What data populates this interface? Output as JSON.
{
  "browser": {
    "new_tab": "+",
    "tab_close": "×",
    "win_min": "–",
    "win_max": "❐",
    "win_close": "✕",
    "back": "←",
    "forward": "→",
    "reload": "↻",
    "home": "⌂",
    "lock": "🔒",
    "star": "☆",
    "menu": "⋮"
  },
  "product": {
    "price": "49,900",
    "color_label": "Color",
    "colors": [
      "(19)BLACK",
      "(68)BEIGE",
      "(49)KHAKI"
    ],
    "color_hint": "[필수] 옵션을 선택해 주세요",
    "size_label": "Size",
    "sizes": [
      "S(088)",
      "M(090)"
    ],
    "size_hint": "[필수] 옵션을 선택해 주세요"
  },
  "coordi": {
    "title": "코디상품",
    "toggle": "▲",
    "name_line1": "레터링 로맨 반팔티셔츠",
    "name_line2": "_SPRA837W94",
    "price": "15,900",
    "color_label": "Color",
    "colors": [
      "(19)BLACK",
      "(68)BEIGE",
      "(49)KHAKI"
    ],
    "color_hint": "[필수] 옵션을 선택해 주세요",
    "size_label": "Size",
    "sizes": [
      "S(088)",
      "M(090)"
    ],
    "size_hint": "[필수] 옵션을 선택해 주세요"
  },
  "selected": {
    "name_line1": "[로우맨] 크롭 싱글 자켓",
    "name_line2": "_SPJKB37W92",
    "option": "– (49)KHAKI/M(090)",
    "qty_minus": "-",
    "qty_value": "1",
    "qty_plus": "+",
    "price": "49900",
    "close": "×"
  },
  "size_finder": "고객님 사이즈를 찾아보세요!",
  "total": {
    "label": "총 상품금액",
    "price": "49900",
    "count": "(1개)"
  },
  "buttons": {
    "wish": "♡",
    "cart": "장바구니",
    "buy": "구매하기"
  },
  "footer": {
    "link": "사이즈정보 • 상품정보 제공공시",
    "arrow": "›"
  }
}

• • • • • • •

## Exercise description
Extract each entry in full, exactly as given.

## Written response
What data populates this interface? Output as JSON.
{
  "browser": {
    "new_tab": "+",
    "tab_close": "×",
    "win_min": "–",
    "win_max": "❐",
    "win_close": "✕",
    "back": "←",
    "forward": "→",
    "reload": "↻",
    "home": "⌂",
    "lock": "🔒",
    "star": "☆",
    "menu": "⋮"
  },
  "product": {
    "price": "49,900",
    "color_label": "Color",
    "colors": [
      "(19)BLACK",
      "(68)BEIGE",
      "(49)KHAKI"
    ],
    "color_hint": "[필수] 옵션을 선택해 주세요",
    "size_label": "Size",
    "sizes": [
      "S(088)",
      "M(090)"
    ],
    "size_hint": "[필수] 옵션을 선택해 주세요"
  },
  "coordi": {
    "title": "코디상품",
    "toggle": "▲",
    "name_line1": "레터링 로맨 반팔티셔츠",
    "name_line2": "_SPRA837W94",
    "price": "15,900",
    "color_label": "Color",
    "colors": [
      "(19)BLACK",
      "(68)BEIGE",
      "(49)KHAKI"
    ],
    "color_hint": "[필수] 옵션을 선택해 주세요",
    "size_label": "Size",
    "sizes": [
      "S(088)",
      "M(090)"
    ],
    "size_hint": "[필수] 옵션을 선택해 주세요"
  },
  "selected": {
    "name_line1": "[로우맨] 크롭 싱글 자켓",
    "name_line2": "_SPJKB37W92",
    "option": "– (49)KHAKI/M(090)",
    "qty_minus": "-",
    "qty_value": "1",
    "qty_plus": "+",
    "price": "49900",
    "close": "×"
  },
  "size_finder": "고객님 사이즈를 찾아보세요!",
  "total": {
    "label": "총 상품금액",
    "price": "49900",
    "count": "(1개)"
  },
  "buttons": {
    "wish": "♡",
    "cart": "장바구니",
    "buy": "구매하기"
  },
  "footer": {
    "link": "사이즈정보 • 상품정보 제공공시",
    "arrow": "›"
  }
}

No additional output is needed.